YOUR TASK -> Locate the string "formación" in the listing below. Copy every line where it is found.
——————————
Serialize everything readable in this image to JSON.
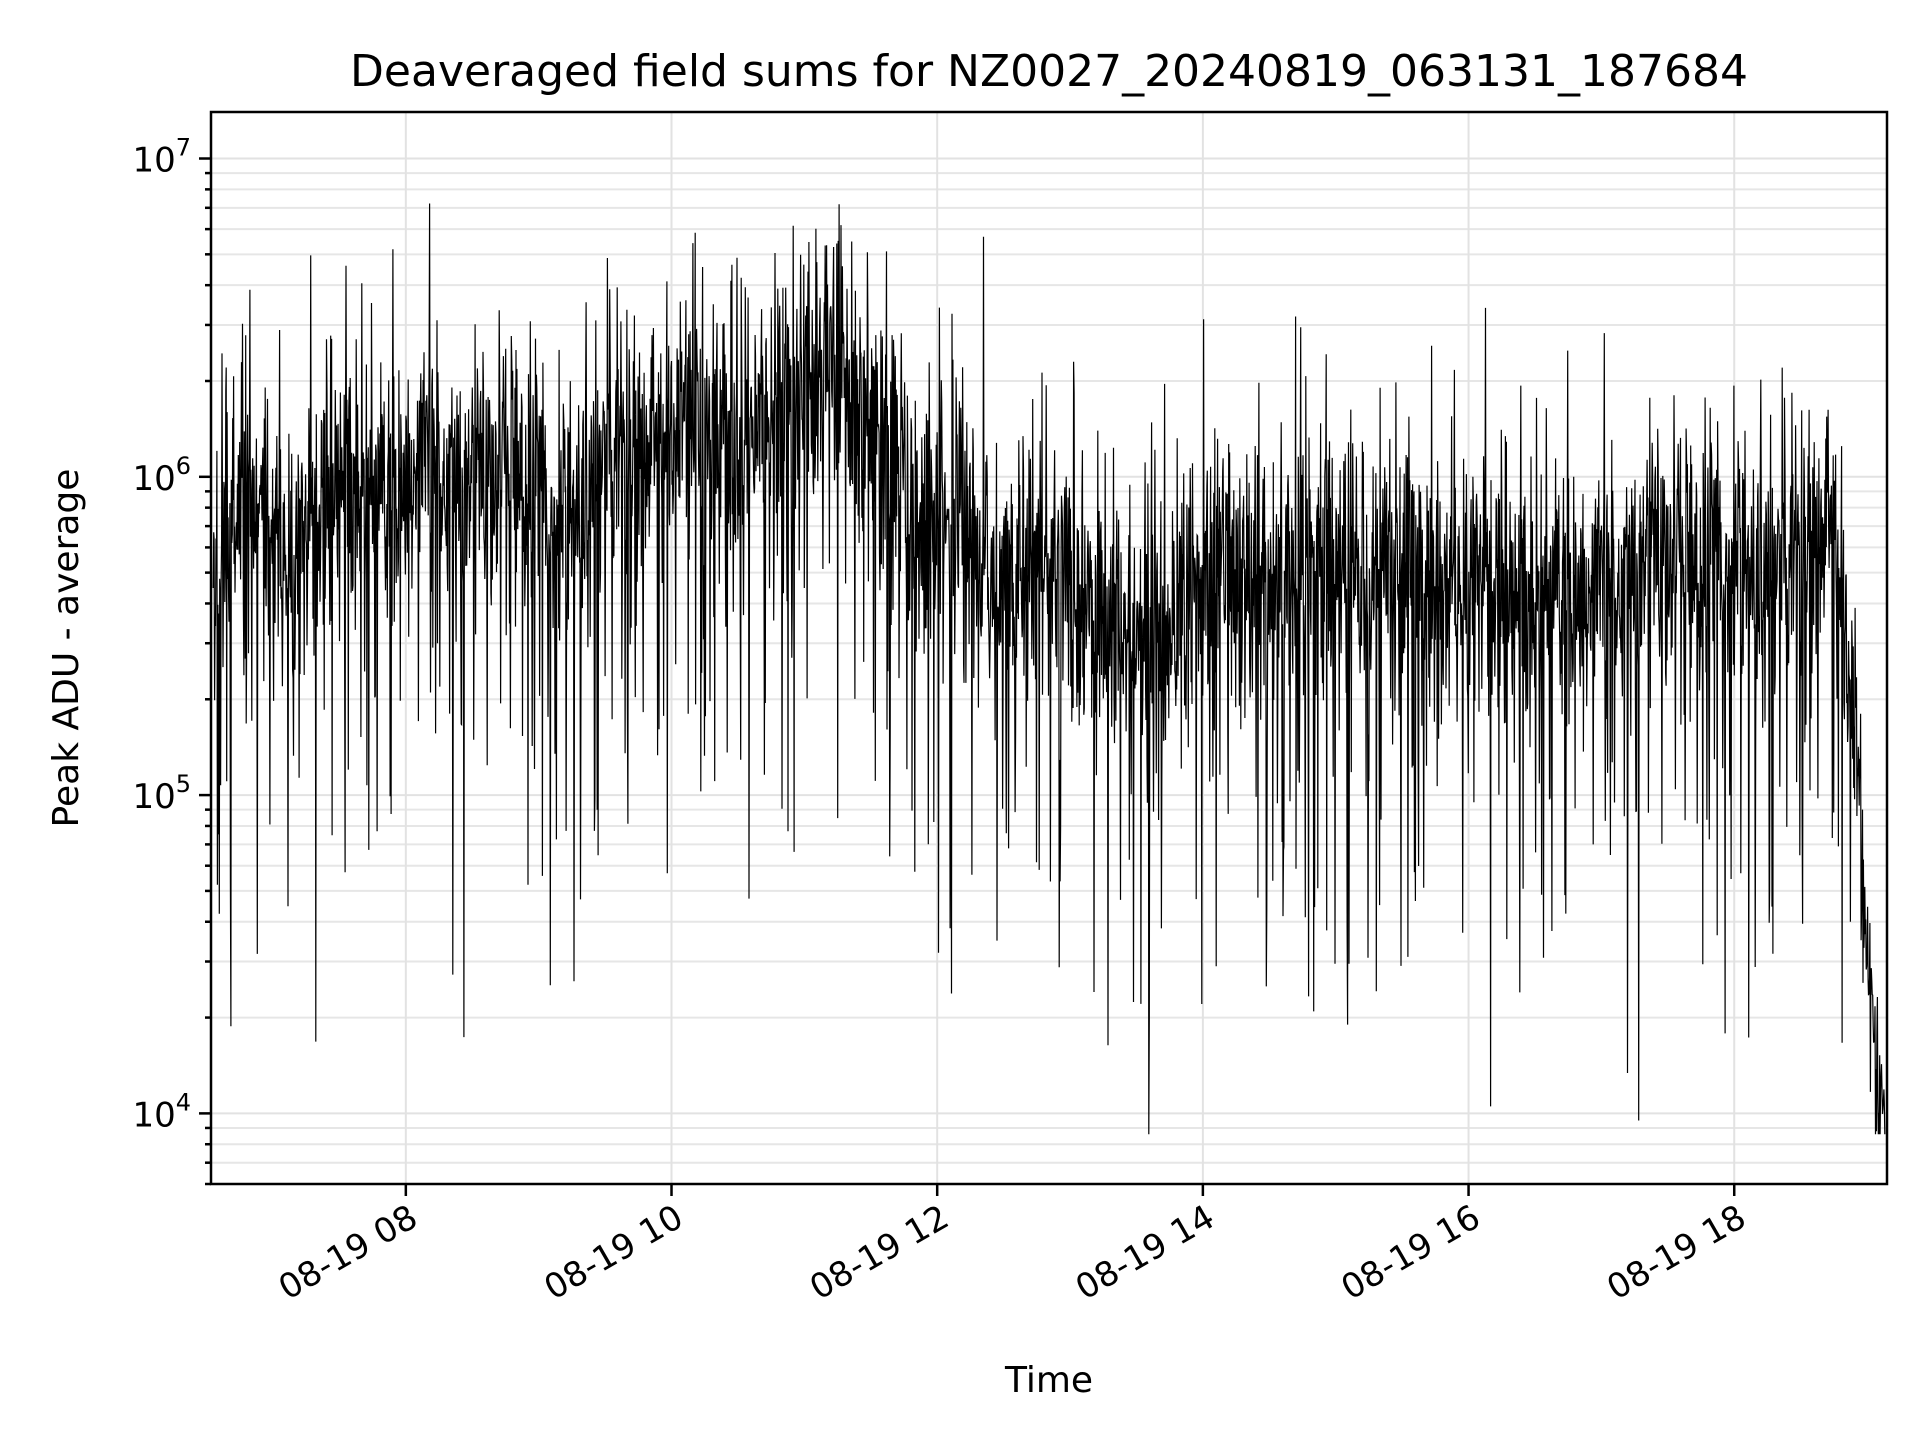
{
  "chart_data": {
    "type": "line",
    "title": "Deaveraged field sums for NZ0027_20240819_063131_187684",
    "xlabel": "Time",
    "ylabel": "Peak ADU - average",
    "yscale": "log",
    "ylim": [
      6000,
      14000000
    ],
    "xlim": [
      "2024-08-19 06:32",
      "2024-08-19 19:09"
    ],
    "grid": true,
    "x_ticks": [
      {
        "t": "2024-08-19 08:00",
        "label": "08-19 08"
      },
      {
        "t": "2024-08-19 10:00",
        "label": "08-19 10"
      },
      {
        "t": "2024-08-19 12:00",
        "label": "08-19 12"
      },
      {
        "t": "2024-08-19 14:00",
        "label": "08-19 14"
      },
      {
        "t": "2024-08-19 16:00",
        "label": "08-19 16"
      },
      {
        "t": "2024-08-19 18:00",
        "label": "08-19 18"
      }
    ],
    "y_ticks": [
      {
        "value": 10000,
        "base": "10",
        "exp": "4"
      },
      {
        "value": 100000,
        "base": "10",
        "exp": "5"
      },
      {
        "value": 1000000,
        "base": "10",
        "exp": "6"
      },
      {
        "value": 10000000,
        "base": "10",
        "exp": "7"
      }
    ],
    "series": [
      {
        "color": "#000000",
        "points": [
          [
            "2024-08-19 06:33",
            550000
          ],
          [
            "2024-08-19 06:50",
            900000
          ],
          [
            "2024-08-19 07:10",
            500000
          ],
          [
            "2024-08-19 07:30",
            1000000
          ],
          [
            "2024-08-19 07:50",
            850000
          ],
          [
            "2024-08-19 08:10",
            1300000
          ],
          [
            "2024-08-19 08:30",
            900000
          ],
          [
            "2024-08-19 08:50",
            1100000
          ],
          [
            "2024-08-19 09:10",
            700000
          ],
          [
            "2024-08-19 09:30",
            1300000
          ],
          [
            "2024-08-19 09:50",
            1200000
          ],
          [
            "2024-08-19 10:10",
            1600000
          ],
          [
            "2024-08-19 10:30",
            1300000
          ],
          [
            "2024-08-19 10:50",
            1700000
          ],
          [
            "2024-08-19 11:10",
            2000000
          ],
          [
            "2024-08-19 11:30",
            1500000
          ],
          [
            "2024-08-19 11:50",
            800000
          ],
          [
            "2024-08-19 12:10",
            700000
          ],
          [
            "2024-08-19 12:30",
            400000
          ],
          [
            "2024-08-19 12:50",
            550000
          ],
          [
            "2024-08-19 13:00",
            450000
          ],
          [
            "2024-08-19 13:30",
            300000
          ],
          [
            "2024-08-19 14:00",
            450000
          ],
          [
            "2024-08-19 14:30",
            500000
          ],
          [
            "2024-08-19 15:00",
            550000
          ],
          [
            "2024-08-19 15:30",
            500000
          ],
          [
            "2024-08-19 16:00",
            450000
          ],
          [
            "2024-08-19 16:30",
            400000
          ],
          [
            "2024-08-19 17:00",
            500000
          ],
          [
            "2024-08-19 17:30",
            550000
          ],
          [
            "2024-08-19 18:00",
            550000
          ],
          [
            "2024-08-19 18:30",
            600000
          ],
          [
            "2024-08-19 18:45",
            700000
          ],
          [
            "2024-08-19 18:55",
            150000
          ],
          [
            "2024-08-19 19:00",
            30000
          ],
          [
            "2024-08-19 19:08",
            10000
          ]
        ]
      }
    ]
  }
}
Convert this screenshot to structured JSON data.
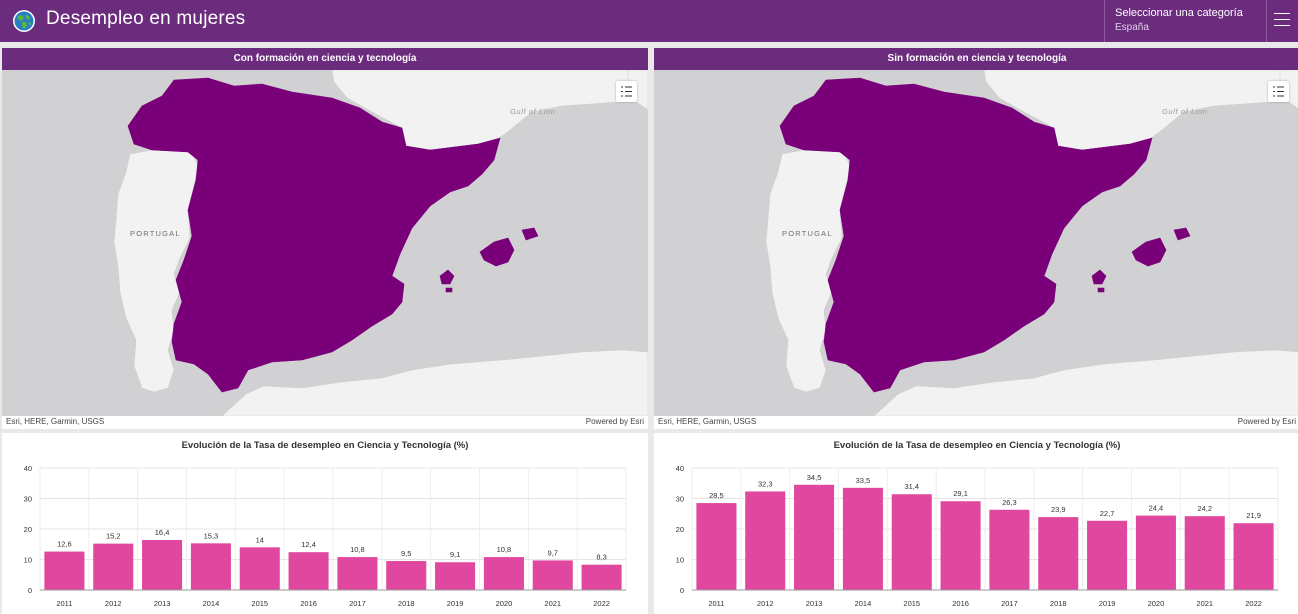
{
  "header": {
    "title": "Desempleo en mujeres",
    "category_label": "Seleccionar una categoría",
    "category_value": "España",
    "logo_icon": "globe-icon",
    "menu_icon": "hamburger-menu-icon",
    "color": "#6b2c7e"
  },
  "maps": [
    {
      "title": "Con formación en ciencia y tecnología",
      "label_portugal": "PORTUGAL",
      "label_gulf": "Gulf of Lion",
      "attribution_left": "Esri, HERE, Garmin, USGS",
      "attribution_right": "Powered by Esri",
      "legend_icon": "legend-list-icon",
      "fill_color": "#7a007a"
    },
    {
      "title": "Sin formación en ciencia y tecnología",
      "label_portugal": "PORTUGAL",
      "label_gulf": "Gulf of Lion",
      "attribution_left": "Esri, HERE, Garmin, USGS",
      "attribution_right": "Powered by Esri",
      "legend_icon": "legend-list-icon",
      "fill_color": "#7a007a"
    }
  ],
  "chart_data": [
    {
      "type": "bar",
      "title": "Evolución de la Tasa de desempleo en Ciencia y Tecnología (%)",
      "categories": [
        "2011",
        "2012",
        "2013",
        "2014",
        "2015",
        "2016",
        "2017",
        "2018",
        "2019",
        "2020",
        "2021",
        "2022"
      ],
      "values": [
        12.6,
        15.2,
        16.4,
        15.3,
        14,
        12.4,
        10.8,
        9.5,
        9.1,
        10.8,
        9.7,
        8.3
      ],
      "labels": [
        "12,6",
        "15,2",
        "16,4",
        "15,3",
        "14",
        "12,4",
        "10,8",
        "9,5",
        "9,1",
        "10,8",
        "9,7",
        "8,3"
      ],
      "ylim": [
        0,
        40
      ],
      "yticks": [
        "0",
        "10",
        "20",
        "30",
        "40"
      ],
      "bar_color": "#e0479e",
      "grid": true
    },
    {
      "type": "bar",
      "title": "Evolución de la Tasa de desempleo en Ciencia y Tecnología (%)",
      "categories": [
        "2011",
        "2012",
        "2013",
        "2014",
        "2015",
        "2016",
        "2017",
        "2018",
        "2019",
        "2020",
        "2021",
        "2022"
      ],
      "values": [
        28.5,
        32.3,
        34.5,
        33.5,
        31.4,
        29.1,
        26.3,
        23.9,
        22.7,
        24.4,
        24.2,
        21.9
      ],
      "labels": [
        "28,5",
        "32,3",
        "34,5",
        "33,5",
        "31,4",
        "29,1",
        "26,3",
        "23,9",
        "22,7",
        "24,4",
        "24,2",
        "21,9"
      ],
      "ylim": [
        0,
        40
      ],
      "yticks": [
        "0",
        "10",
        "20",
        "30",
        "40"
      ],
      "bar_color": "#e0479e",
      "grid": true
    }
  ]
}
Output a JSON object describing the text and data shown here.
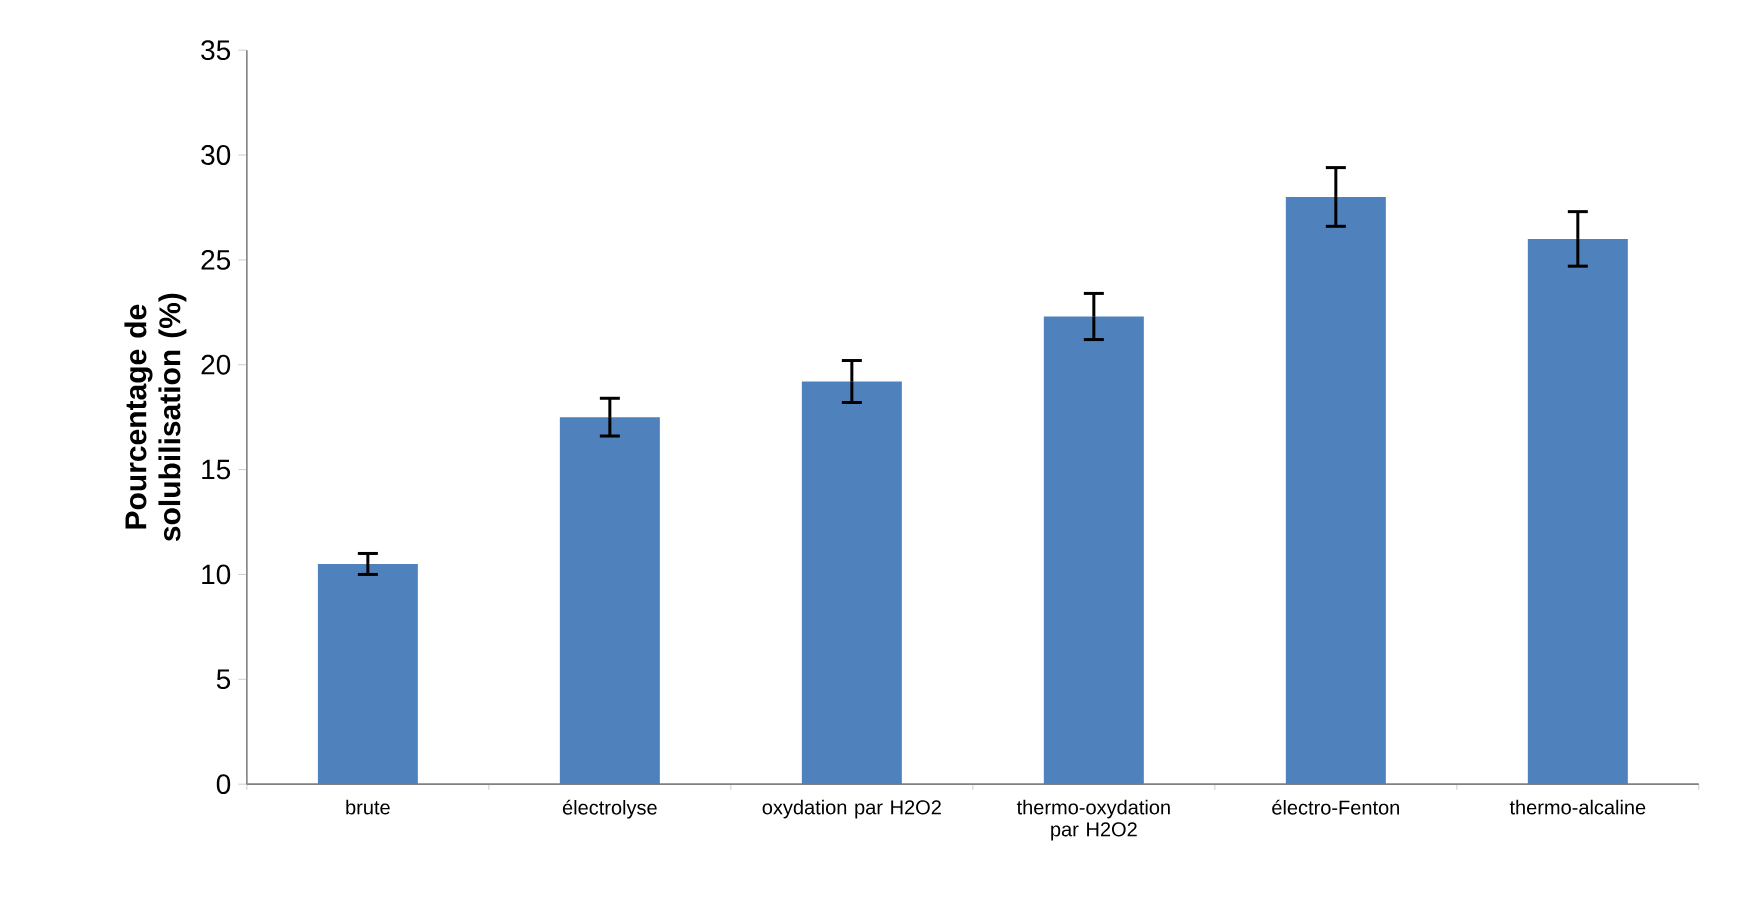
{
  "chart_data": {
    "type": "bar",
    "ylabel": "Pourcentage de solubilisation (%)",
    "categories": [
      "brute",
      "électrolyse",
      "oxydation par H2O2",
      "thermo-oxydation par H2O2",
      "électro-Fenton",
      "thermo-alcaline"
    ],
    "values": [
      10.5,
      17.5,
      19.2,
      22.3,
      28.0,
      26.0
    ],
    "errors": [
      0.5,
      0.9,
      1.0,
      1.1,
      1.4,
      1.3
    ],
    "color": "#4f81bd",
    "ylim": [
      0,
      35
    ],
    "yticks": [
      0,
      5,
      10,
      15,
      20,
      25,
      30,
      35
    ]
  }
}
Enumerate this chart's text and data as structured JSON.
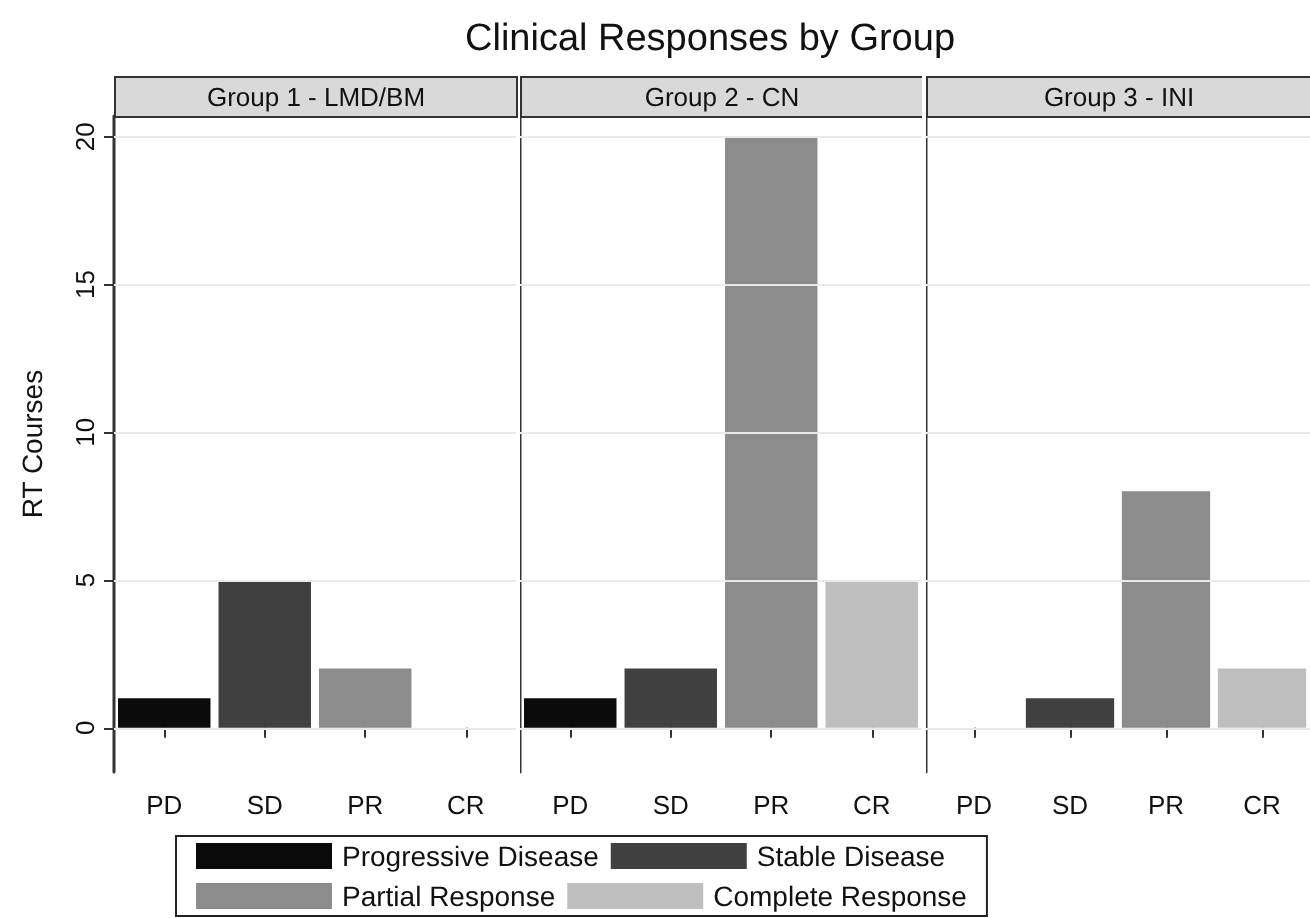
{
  "chart_data": [
    {
      "type": "other",
      "title": "Clinical Responses by Group"
    },
    {
      "type": "bar",
      "subtitle": "Group 1 - LMD/BM",
      "ylabel": "RT Courses",
      "categories": [
        "PD",
        "SD",
        "PR",
        "CR"
      ],
      "series": [
        {
          "name": "Progressive Disease",
          "color": "#0a0a0a",
          "values": [
            1,
            null,
            null,
            null
          ]
        },
        {
          "name": "Stable Disease",
          "color": "#404040",
          "values": [
            null,
            5,
            null,
            null
          ]
        },
        {
          "name": "Partial Response",
          "color": "#8c8c8c",
          "values": [
            null,
            null,
            2,
            null
          ]
        },
        {
          "name": "Complete Response",
          "color": "#bfbfbf",
          "values": [
            null,
            null,
            null,
            0
          ]
        }
      ],
      "ylim": [
        -1.5,
        20.7
      ],
      "yticks": [
        0,
        5,
        10,
        15,
        20
      ],
      "grid": "y",
      "legend": "bottom"
    },
    {
      "type": "bar",
      "subtitle": "Group 2 - CN",
      "categories": [
        "PD",
        "SD",
        "PR",
        "CR"
      ],
      "series": [
        {
          "color": "#0a0a0a",
          "values": [
            1,
            null,
            null,
            null
          ]
        },
        {
          "color": "#404040",
          "values": [
            null,
            2,
            null,
            null
          ]
        },
        {
          "color": "#8c8c8c",
          "values": [
            null,
            null,
            20,
            null
          ]
        },
        {
          "color": "#bfbfbf",
          "values": [
            null,
            null,
            null,
            5
          ]
        }
      ],
      "ylim": [
        -1.5,
        20.7
      ],
      "yticks": [
        0,
        5,
        10,
        15,
        20
      ],
      "grid": "y",
      "tick_labels": "x"
    },
    {
      "type": "bar",
      "subtitle": "Group 3 - INI",
      "categories": [
        "PD",
        "SD",
        "PR",
        "CR"
      ],
      "series": [
        {
          "color": "#0a0a0a",
          "values": [
            0,
            null,
            null,
            null
          ]
        },
        {
          "color": "#404040",
          "values": [
            null,
            1,
            null,
            null
          ]
        },
        {
          "color": "#8c8c8c",
          "values": [
            null,
            null,
            8,
            null
          ]
        },
        {
          "color": "#bfbfbf",
          "values": [
            null,
            null,
            null,
            2
          ]
        }
      ],
      "ylim": [
        -1.5,
        20.7
      ],
      "yticks": [
        0,
        5,
        10,
        15,
        20
      ],
      "grid": "y",
      "tick_labels": "x"
    }
  ]
}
——————————
TASK RESULT ->
      "title": "Con formación en ciencia y tecnología",
      "title": "Sin formación en ciencia y tecnología",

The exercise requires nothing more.